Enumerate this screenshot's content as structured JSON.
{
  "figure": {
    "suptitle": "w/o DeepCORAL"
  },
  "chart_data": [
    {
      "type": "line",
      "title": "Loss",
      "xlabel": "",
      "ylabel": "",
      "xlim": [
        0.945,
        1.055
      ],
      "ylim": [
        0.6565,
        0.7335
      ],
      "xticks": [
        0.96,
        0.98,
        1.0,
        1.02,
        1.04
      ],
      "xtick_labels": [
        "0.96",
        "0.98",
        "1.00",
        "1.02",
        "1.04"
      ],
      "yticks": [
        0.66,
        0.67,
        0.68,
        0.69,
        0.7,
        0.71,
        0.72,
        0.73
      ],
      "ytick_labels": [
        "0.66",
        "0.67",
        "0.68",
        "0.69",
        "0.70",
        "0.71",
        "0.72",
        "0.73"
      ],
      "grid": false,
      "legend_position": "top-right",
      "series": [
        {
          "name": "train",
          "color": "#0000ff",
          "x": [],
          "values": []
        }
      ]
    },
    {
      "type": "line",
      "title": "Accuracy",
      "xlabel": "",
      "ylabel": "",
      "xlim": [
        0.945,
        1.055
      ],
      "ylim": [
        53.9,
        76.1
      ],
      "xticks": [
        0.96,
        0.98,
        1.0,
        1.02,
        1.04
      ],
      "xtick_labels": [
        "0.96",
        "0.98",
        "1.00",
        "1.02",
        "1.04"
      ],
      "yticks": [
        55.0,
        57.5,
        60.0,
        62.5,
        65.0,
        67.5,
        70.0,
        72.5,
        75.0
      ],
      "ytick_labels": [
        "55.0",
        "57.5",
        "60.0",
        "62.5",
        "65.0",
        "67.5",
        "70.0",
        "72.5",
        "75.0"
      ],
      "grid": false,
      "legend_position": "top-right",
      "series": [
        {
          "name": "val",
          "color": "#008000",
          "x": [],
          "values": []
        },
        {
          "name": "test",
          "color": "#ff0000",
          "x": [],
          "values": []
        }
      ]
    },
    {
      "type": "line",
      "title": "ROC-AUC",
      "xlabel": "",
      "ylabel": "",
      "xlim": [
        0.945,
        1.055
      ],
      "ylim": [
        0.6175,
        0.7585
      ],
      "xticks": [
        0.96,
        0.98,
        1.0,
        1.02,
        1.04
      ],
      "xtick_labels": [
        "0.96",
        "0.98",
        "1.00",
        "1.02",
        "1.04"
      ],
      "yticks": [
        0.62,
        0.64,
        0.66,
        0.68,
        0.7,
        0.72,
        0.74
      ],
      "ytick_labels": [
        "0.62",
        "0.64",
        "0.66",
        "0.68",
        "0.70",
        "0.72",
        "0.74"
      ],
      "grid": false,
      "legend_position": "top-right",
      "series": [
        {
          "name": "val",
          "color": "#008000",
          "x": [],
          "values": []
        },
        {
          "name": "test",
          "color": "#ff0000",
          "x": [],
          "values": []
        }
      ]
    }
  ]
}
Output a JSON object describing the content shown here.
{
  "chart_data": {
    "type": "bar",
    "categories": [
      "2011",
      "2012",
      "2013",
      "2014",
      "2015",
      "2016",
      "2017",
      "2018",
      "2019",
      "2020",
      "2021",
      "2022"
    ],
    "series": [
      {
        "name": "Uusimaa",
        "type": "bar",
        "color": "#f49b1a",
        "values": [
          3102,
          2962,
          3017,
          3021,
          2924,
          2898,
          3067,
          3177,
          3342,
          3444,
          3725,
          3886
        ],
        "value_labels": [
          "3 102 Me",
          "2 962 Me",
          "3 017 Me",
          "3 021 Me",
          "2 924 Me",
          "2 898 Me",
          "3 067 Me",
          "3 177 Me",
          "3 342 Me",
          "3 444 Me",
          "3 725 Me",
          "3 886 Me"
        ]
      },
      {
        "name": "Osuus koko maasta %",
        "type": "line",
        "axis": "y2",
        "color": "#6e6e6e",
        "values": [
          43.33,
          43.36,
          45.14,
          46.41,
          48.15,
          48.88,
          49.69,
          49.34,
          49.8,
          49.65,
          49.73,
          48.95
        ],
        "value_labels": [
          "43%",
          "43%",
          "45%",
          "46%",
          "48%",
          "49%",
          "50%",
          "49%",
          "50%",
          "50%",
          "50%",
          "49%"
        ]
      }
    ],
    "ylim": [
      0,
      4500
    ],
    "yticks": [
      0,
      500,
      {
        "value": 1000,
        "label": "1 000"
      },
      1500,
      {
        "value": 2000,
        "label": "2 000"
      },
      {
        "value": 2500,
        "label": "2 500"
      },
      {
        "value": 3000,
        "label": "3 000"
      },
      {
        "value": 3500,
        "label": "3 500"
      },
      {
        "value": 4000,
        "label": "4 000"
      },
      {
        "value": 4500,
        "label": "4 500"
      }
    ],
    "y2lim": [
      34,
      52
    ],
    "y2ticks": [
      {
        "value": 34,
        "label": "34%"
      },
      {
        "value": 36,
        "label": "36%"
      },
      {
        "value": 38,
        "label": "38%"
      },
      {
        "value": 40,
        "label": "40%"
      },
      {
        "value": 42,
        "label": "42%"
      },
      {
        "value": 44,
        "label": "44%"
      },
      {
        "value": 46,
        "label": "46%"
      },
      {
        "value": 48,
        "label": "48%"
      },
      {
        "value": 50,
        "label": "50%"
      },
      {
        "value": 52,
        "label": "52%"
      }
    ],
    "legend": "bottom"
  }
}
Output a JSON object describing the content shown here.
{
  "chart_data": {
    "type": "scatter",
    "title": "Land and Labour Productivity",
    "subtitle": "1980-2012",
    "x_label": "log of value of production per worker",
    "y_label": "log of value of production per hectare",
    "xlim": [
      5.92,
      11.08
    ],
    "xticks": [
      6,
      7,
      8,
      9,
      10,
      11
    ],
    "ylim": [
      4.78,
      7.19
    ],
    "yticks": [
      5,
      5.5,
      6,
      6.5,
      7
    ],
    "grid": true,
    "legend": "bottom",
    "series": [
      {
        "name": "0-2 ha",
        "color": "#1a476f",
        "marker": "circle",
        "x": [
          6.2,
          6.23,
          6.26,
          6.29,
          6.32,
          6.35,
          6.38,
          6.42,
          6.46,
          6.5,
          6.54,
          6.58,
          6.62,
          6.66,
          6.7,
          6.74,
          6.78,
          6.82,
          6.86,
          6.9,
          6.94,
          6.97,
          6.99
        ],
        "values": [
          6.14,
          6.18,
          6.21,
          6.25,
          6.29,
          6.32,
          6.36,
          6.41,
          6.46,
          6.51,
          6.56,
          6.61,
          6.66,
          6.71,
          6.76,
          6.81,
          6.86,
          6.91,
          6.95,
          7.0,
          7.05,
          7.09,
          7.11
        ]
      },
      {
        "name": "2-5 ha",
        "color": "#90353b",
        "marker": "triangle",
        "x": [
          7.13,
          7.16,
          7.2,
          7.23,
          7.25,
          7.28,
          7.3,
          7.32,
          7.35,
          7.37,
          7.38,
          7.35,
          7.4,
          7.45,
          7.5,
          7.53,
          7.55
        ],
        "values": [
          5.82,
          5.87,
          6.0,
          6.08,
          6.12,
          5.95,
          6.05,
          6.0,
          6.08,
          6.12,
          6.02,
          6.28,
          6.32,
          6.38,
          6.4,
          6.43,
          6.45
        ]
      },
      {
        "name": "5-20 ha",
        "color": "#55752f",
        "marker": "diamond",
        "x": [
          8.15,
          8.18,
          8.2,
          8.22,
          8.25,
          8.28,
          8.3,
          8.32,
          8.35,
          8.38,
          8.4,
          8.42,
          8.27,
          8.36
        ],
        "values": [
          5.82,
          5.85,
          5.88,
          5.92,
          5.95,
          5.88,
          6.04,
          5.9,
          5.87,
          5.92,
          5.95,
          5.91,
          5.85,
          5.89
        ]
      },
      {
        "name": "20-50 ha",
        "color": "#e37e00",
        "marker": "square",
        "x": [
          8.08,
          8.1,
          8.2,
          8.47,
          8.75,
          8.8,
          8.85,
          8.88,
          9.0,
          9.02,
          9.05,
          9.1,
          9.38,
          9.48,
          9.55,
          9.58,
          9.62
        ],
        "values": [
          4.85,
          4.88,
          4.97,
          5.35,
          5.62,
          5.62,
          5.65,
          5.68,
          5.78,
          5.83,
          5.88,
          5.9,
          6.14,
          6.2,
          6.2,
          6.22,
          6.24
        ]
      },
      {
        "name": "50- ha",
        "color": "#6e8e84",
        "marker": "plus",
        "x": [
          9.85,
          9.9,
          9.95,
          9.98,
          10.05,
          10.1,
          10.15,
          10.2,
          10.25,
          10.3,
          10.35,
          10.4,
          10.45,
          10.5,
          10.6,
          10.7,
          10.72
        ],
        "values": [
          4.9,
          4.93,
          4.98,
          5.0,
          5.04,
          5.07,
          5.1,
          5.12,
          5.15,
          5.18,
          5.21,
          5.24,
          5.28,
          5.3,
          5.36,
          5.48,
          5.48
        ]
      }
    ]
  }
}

What this task involves
Your answer should be a single number: how many lines of the material contain the word "marker".

Complete response
5